● **WHAT TO DO**:
What is the number of lines in these entries that include "JSON"? Write that number and no other text.

Start

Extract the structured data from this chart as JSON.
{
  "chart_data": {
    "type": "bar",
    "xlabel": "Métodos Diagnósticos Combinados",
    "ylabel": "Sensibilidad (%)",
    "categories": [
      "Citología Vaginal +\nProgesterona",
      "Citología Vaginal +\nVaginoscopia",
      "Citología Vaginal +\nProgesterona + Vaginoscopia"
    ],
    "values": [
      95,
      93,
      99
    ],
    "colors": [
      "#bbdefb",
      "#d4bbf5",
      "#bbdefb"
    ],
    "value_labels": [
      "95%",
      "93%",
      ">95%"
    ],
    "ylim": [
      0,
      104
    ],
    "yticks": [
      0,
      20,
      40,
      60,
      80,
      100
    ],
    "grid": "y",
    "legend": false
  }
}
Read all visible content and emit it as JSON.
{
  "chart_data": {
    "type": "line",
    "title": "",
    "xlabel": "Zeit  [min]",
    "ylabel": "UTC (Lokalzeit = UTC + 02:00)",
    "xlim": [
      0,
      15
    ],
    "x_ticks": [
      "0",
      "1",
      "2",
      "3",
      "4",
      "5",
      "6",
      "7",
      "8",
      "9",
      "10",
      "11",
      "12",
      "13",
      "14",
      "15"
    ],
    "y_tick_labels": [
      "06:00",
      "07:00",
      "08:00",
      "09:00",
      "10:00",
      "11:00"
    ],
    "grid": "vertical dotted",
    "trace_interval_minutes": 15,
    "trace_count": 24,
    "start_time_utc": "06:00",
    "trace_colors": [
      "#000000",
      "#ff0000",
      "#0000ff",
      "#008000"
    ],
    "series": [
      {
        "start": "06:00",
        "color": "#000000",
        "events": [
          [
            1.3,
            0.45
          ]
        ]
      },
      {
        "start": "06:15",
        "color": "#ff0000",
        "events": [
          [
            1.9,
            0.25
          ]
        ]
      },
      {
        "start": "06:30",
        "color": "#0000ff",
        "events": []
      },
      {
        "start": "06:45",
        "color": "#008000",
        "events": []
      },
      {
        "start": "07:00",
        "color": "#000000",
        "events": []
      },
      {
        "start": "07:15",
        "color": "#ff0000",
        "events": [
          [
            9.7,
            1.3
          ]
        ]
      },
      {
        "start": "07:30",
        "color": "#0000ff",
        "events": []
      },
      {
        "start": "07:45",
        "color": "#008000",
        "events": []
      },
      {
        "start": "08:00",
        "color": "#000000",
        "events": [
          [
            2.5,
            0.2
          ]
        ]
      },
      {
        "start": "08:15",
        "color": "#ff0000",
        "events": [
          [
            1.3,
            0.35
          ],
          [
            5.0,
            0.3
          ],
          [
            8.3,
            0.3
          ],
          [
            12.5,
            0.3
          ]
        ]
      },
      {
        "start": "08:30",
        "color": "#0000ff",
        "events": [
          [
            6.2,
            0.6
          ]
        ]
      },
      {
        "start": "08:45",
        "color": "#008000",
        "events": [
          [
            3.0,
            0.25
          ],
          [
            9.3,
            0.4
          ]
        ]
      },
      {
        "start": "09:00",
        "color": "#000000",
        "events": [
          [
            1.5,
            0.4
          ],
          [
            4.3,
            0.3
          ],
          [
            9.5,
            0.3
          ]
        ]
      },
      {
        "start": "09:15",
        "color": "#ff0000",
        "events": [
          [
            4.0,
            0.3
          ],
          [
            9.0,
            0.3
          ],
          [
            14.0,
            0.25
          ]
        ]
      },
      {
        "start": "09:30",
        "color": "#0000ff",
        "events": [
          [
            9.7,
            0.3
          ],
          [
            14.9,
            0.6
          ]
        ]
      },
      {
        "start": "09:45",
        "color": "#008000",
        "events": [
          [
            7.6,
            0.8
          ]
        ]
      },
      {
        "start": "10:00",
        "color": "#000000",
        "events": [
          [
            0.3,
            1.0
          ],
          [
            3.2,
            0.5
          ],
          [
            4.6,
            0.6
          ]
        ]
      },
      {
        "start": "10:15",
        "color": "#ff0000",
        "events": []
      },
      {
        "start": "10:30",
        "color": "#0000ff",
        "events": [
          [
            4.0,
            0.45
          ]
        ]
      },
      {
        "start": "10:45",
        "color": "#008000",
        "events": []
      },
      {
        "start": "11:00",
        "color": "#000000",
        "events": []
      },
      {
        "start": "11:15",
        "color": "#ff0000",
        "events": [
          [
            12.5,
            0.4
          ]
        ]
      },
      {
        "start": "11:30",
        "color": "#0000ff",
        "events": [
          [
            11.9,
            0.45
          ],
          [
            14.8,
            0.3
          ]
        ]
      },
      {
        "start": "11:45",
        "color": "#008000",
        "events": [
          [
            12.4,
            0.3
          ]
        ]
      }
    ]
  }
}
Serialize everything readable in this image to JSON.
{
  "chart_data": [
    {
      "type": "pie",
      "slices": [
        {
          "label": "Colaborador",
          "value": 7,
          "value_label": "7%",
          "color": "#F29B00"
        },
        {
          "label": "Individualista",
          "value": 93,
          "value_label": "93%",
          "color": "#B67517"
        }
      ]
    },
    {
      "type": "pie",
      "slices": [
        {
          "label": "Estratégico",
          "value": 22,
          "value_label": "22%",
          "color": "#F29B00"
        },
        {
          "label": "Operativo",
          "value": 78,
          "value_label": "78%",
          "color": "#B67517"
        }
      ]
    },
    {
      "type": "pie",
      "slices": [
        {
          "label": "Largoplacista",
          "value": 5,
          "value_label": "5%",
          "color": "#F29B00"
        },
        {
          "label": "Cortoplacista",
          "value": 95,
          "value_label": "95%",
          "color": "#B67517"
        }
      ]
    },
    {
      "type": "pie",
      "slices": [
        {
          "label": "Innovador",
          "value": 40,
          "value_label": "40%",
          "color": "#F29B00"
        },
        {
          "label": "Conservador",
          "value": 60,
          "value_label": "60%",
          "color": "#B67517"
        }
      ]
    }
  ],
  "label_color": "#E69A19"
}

End

● **RESULT BELOW**:
3